What lines of the data include the string "Forecast"? Copy them all.

(Dataset rows)
>> start
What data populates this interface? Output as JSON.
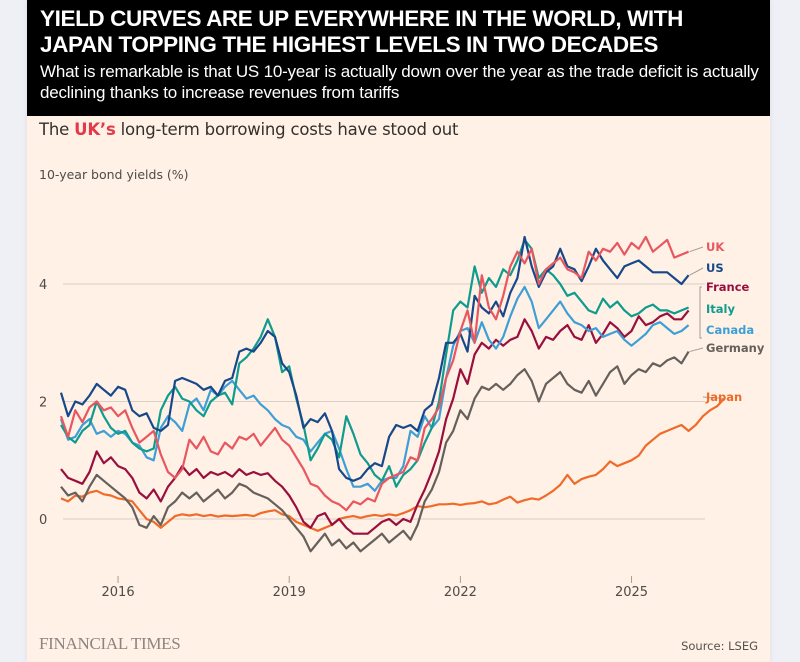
{
  "banner": {
    "headline": "YIELD CURVES ARE UP EVERYWHERE IN THE WORLD, WITH JAPAN TOPPING THE HIGHEST LEVELS IN TWO DECADES",
    "subhead": "What is remarkable is that US 10-year is actually down over the year as the trade deficit is actually declining thanks to increase revenues from tariffs"
  },
  "chart_title": {
    "prefix": "The ",
    "highlight": "UK’s",
    "suffix": " long-term borrowing costs have stood out"
  },
  "footer": {
    "publisher": "FINANCIAL TIMES",
    "source": "Source: LSEG"
  },
  "chart_data": {
    "type": "line",
    "title": "The UK’s long-term borrowing costs have stood out",
    "ylabel": "10-year bond yields (%)",
    "xlabel": "",
    "xlim": [
      2015.0,
      2026.2
    ],
    "ylim": [
      -1.0,
      5.0
    ],
    "yticks": [
      0,
      2,
      4
    ],
    "xticks": [
      2016,
      2019,
      2022,
      2025
    ],
    "grid": true,
    "legend": "right-end labels",
    "x_start": 2015.0,
    "x_step": 0.125,
    "series": [
      {
        "name": "Japan",
        "color": "#f06a28",
        "values": [
          0.35,
          0.3,
          0.4,
          0.38,
          0.45,
          0.48,
          0.42,
          0.4,
          0.35,
          0.33,
          0.3,
          0.15,
          0.0,
          -0.05,
          -0.15,
          -0.05,
          0.05,
          0.08,
          0.06,
          0.08,
          0.05,
          0.07,
          0.04,
          0.06,
          0.05,
          0.06,
          0.07,
          0.05,
          0.1,
          0.13,
          0.15,
          0.08,
          0.05,
          -0.05,
          -0.1,
          -0.15,
          -0.2,
          -0.15,
          -0.1,
          0.0,
          0.03,
          0.05,
          0.02,
          0.05,
          0.07,
          0.05,
          0.08,
          0.06,
          0.1,
          0.15,
          0.22,
          0.2,
          0.22,
          0.25,
          0.25,
          0.26,
          0.24,
          0.26,
          0.27,
          0.3,
          0.25,
          0.27,
          0.33,
          0.38,
          0.28,
          0.32,
          0.35,
          0.33,
          0.4,
          0.48,
          0.58,
          0.75,
          0.6,
          0.68,
          0.72,
          0.75,
          0.85,
          0.98,
          0.9,
          0.95,
          1.0,
          1.08,
          1.25,
          1.35,
          1.45,
          1.5,
          1.55,
          1.6,
          1.5,
          1.6,
          1.75,
          1.85,
          1.92,
          2.05
        ]
      },
      {
        "name": "Germany",
        "color": "#66605c",
        "values": [
          0.55,
          0.4,
          0.45,
          0.3,
          0.55,
          0.75,
          0.65,
          0.55,
          0.45,
          0.35,
          0.2,
          -0.1,
          -0.15,
          0.05,
          -0.1,
          0.2,
          0.3,
          0.45,
          0.35,
          0.45,
          0.3,
          0.4,
          0.5,
          0.35,
          0.45,
          0.6,
          0.55,
          0.45,
          0.4,
          0.35,
          0.25,
          0.15,
          0.0,
          -0.15,
          -0.3,
          -0.55,
          -0.4,
          -0.25,
          -0.45,
          -0.35,
          -0.5,
          -0.4,
          -0.55,
          -0.45,
          -0.35,
          -0.25,
          -0.4,
          -0.3,
          -0.2,
          -0.35,
          -0.1,
          0.3,
          0.5,
          0.8,
          1.3,
          1.5,
          1.85,
          1.7,
          2.05,
          2.25,
          2.2,
          2.3,
          2.2,
          2.3,
          2.45,
          2.55,
          2.35,
          2.0,
          2.3,
          2.4,
          2.5,
          2.3,
          2.2,
          2.15,
          2.35,
          2.1,
          2.3,
          2.5,
          2.6,
          2.3,
          2.45,
          2.55,
          2.5,
          2.65,
          2.6,
          2.7,
          2.75,
          2.65,
          2.85
        ]
      },
      {
        "name": "France",
        "color": "#990f3d",
        "values": [
          0.85,
          0.7,
          0.65,
          0.6,
          0.8,
          1.15,
          0.95,
          1.05,
          0.9,
          0.85,
          0.7,
          0.45,
          0.35,
          0.5,
          0.3,
          0.55,
          0.7,
          0.9,
          0.75,
          0.85,
          0.7,
          0.8,
          0.75,
          0.8,
          0.72,
          0.85,
          0.75,
          0.8,
          0.75,
          0.78,
          0.65,
          0.55,
          0.4,
          0.2,
          -0.05,
          -0.15,
          0.05,
          0.1,
          -0.1,
          0.0,
          -0.15,
          -0.25,
          -0.25,
          -0.25,
          -0.15,
          -0.05,
          0.0,
          -0.1,
          0.0,
          -0.05,
          0.25,
          0.5,
          0.8,
          1.15,
          1.7,
          2.05,
          2.55,
          2.3,
          2.8,
          3.0,
          2.9,
          3.05,
          2.95,
          3.05,
          3.1,
          3.4,
          3.2,
          2.9,
          3.1,
          3.05,
          3.2,
          3.3,
          3.1,
          3.05,
          3.3,
          3.0,
          3.15,
          3.35,
          3.25,
          3.1,
          3.2,
          3.45,
          3.3,
          3.35,
          3.45,
          3.5,
          3.4,
          3.4,
          3.55
        ]
      },
      {
        "name": "Canada",
        "color": "#3d9fd6",
        "values": [
          1.7,
          1.35,
          1.4,
          1.6,
          1.7,
          1.45,
          1.5,
          1.4,
          1.5,
          1.45,
          1.3,
          1.25,
          1.05,
          1.0,
          1.55,
          1.75,
          1.65,
          1.5,
          1.95,
          2.05,
          1.85,
          2.2,
          2.1,
          2.25,
          2.35,
          2.2,
          2.05,
          2.1,
          1.95,
          1.85,
          1.7,
          1.6,
          1.55,
          1.4,
          1.35,
          1.15,
          1.3,
          1.45,
          1.5,
          1.2,
          0.85,
          0.55,
          0.55,
          0.6,
          0.48,
          0.65,
          0.7,
          0.7,
          0.9,
          1.5,
          1.4,
          1.75,
          1.55,
          1.7,
          2.4,
          2.95,
          3.2,
          3.25,
          3.0,
          3.35,
          3.05,
          2.9,
          3.1,
          3.45,
          3.75,
          3.95,
          3.7,
          3.25,
          3.4,
          3.55,
          3.7,
          3.5,
          3.35,
          3.3,
          3.2,
          3.25,
          3.1,
          3.15,
          3.2,
          3.05,
          2.95,
          3.05,
          3.15,
          3.3,
          3.35,
          3.25,
          3.15,
          3.2,
          3.3
        ]
      },
      {
        "name": "Italy",
        "color": "#0f9b8e",
        "values": [
          1.6,
          1.4,
          1.3,
          1.5,
          1.6,
          2.0,
          1.75,
          1.55,
          1.45,
          1.5,
          1.3,
          1.2,
          1.15,
          1.2,
          1.85,
          2.1,
          2.25,
          2.05,
          2.0,
          1.85,
          1.75,
          2.0,
          2.1,
          2.15,
          1.95,
          2.65,
          2.75,
          2.9,
          3.1,
          3.4,
          3.1,
          2.5,
          2.6,
          2.05,
          1.6,
          1.0,
          1.2,
          1.45,
          1.35,
          1.05,
          1.75,
          1.45,
          1.1,
          0.95,
          0.75,
          0.65,
          0.9,
          0.55,
          0.75,
          0.85,
          1.0,
          1.3,
          1.55,
          2.0,
          2.8,
          3.55,
          3.7,
          3.6,
          4.3,
          3.85,
          4.1,
          3.95,
          4.25,
          4.15,
          4.4,
          4.75,
          4.6,
          4.1,
          4.25,
          4.15,
          4.0,
          3.8,
          3.85,
          3.7,
          3.55,
          3.5,
          3.75,
          3.6,
          3.7,
          3.55,
          3.45,
          3.5,
          3.6,
          3.65,
          3.55,
          3.55,
          3.5,
          3.55,
          3.6
        ]
      },
      {
        "name": "US",
        "color": "#17488a",
        "values": [
          2.15,
          1.75,
          2.0,
          1.95,
          2.1,
          2.3,
          2.2,
          2.1,
          2.25,
          2.2,
          1.85,
          1.75,
          1.8,
          1.55,
          1.5,
          1.6,
          2.35,
          2.4,
          2.35,
          2.3,
          2.2,
          2.25,
          2.1,
          2.35,
          2.4,
          2.85,
          2.9,
          2.85,
          3.0,
          3.2,
          3.1,
          2.65,
          2.5,
          2.1,
          1.55,
          1.7,
          1.65,
          1.8,
          1.5,
          0.85,
          0.7,
          0.65,
          0.7,
          0.85,
          0.95,
          0.9,
          1.4,
          1.6,
          1.55,
          1.6,
          1.5,
          1.85,
          1.95,
          2.4,
          3.0,
          3.0,
          3.15,
          2.85,
          3.8,
          3.6,
          3.5,
          3.7,
          3.45,
          3.85,
          4.1,
          4.8,
          4.3,
          3.95,
          4.2,
          4.3,
          4.6,
          4.3,
          4.25,
          4.05,
          4.3,
          4.6,
          4.4,
          4.25,
          4.1,
          4.3,
          4.35,
          4.4,
          4.3,
          4.2,
          4.2,
          4.2,
          4.1,
          4.0,
          4.15
        ]
      },
      {
        "name": "UK",
        "color": "#e8575f",
        "values": [
          1.75,
          1.4,
          1.85,
          1.65,
          1.9,
          2.0,
          1.85,
          1.9,
          1.75,
          1.85,
          1.55,
          1.3,
          1.4,
          1.5,
          1.1,
          0.8,
          0.7,
          0.85,
          1.35,
          1.2,
          1.4,
          1.15,
          1.1,
          1.3,
          1.2,
          1.4,
          1.35,
          1.45,
          1.25,
          1.4,
          1.55,
          1.35,
          1.25,
          1.05,
          0.85,
          0.6,
          0.55,
          0.4,
          0.3,
          0.25,
          0.15,
          0.3,
          0.25,
          0.35,
          0.3,
          0.6,
          0.7,
          0.75,
          0.8,
          1.05,
          1.0,
          1.55,
          1.7,
          1.9,
          2.4,
          2.7,
          3.2,
          3.55,
          3.0,
          4.15,
          3.6,
          3.4,
          3.8,
          4.3,
          4.55,
          4.35,
          4.6,
          4.0,
          4.25,
          4.35,
          4.45,
          4.25,
          4.2,
          4.1,
          4.55,
          4.4,
          4.6,
          4.55,
          4.7,
          4.5,
          4.7,
          4.6,
          4.8,
          4.55,
          4.65,
          4.75,
          4.45,
          4.5,
          4.55
        ]
      }
    ]
  }
}
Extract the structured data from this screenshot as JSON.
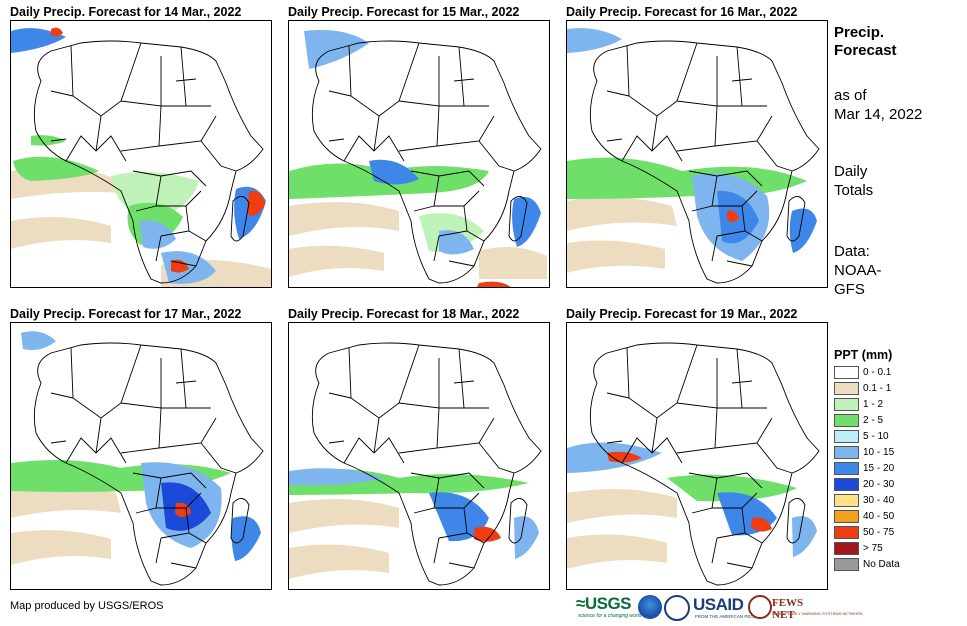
{
  "panels": [
    {
      "title": "Daily Precip. Forecast for 14 Mar., 2022"
    },
    {
      "title": "Daily Precip. Forecast for 15 Mar., 2022"
    },
    {
      "title": "Daily Precip. Forecast for 16 Mar., 2022"
    },
    {
      "title": "Daily Precip. Forecast for 17 Mar., 2022"
    },
    {
      "title": "Daily Precip. Forecast for 18 Mar., 2022"
    },
    {
      "title": "Daily Precip. Forecast for 19 Mar., 2022"
    }
  ],
  "side": {
    "title_line1": "Precip.",
    "title_line2": "Forecast",
    "asof_line1": "as of",
    "asof_line2": "Mar 14, 2022",
    "totals_line1": "Daily",
    "totals_line2": "Totals",
    "data_line1": "Data:",
    "data_line2": "NOAA-",
    "data_line3": "GFS"
  },
  "legend": {
    "title": "PPT (mm)",
    "items": [
      {
        "label": "0 - 0.1",
        "color": "#ffffff"
      },
      {
        "label": "0.1 - 1",
        "color": "#ecdcc0"
      },
      {
        "label": "1 - 2",
        "color": "#bff2b8"
      },
      {
        "label": "2 - 5",
        "color": "#6ee06a"
      },
      {
        "label": "5 - 10",
        "color": "#bdeef7"
      },
      {
        "label": "10 - 15",
        "color": "#7fb5ee"
      },
      {
        "label": "15 - 20",
        "color": "#3e87e8"
      },
      {
        "label": "20 - 30",
        "color": "#1b49d9"
      },
      {
        "label": "30 - 40",
        "color": "#fde28a"
      },
      {
        "label": "40 - 50",
        "color": "#f59f1e"
      },
      {
        "label": "50 - 75",
        "color": "#ee3d12"
      },
      {
        "label": "> 75",
        "color": "#a3171b"
      },
      {
        "label": "No Data",
        "color": "#999999"
      }
    ]
  },
  "footer": {
    "credit": "Map produced by USGS/EROS"
  },
  "logos": {
    "usgs": "≈USGS",
    "usgs_tag": "science for a changing world",
    "usaid": "USAID",
    "usaid_tag": "FROM THE AMERICAN PEOPLE",
    "fews": "FEWS NET",
    "fews_tag": "FAMINE EARLY WARNING SYSTEMS NETWORK"
  }
}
>> end
- _Exercise solution_
      "title": "Daily Precip. Forecast for 14 Mar., 2022"
      "title": "Daily Precip. Forecast for 15 Mar., 2022"
      "title": "Daily Precip. Forecast for 16 Mar., 2022"
      "title": "Daily Precip. Forecast for 17 Mar., 2022"
      "title": "Daily Precip. Forecast for 18 Mar., 2022"
      "title": "Daily Precip. Forecast for 19 Mar., 2022"
    "title_line2": "Forecast",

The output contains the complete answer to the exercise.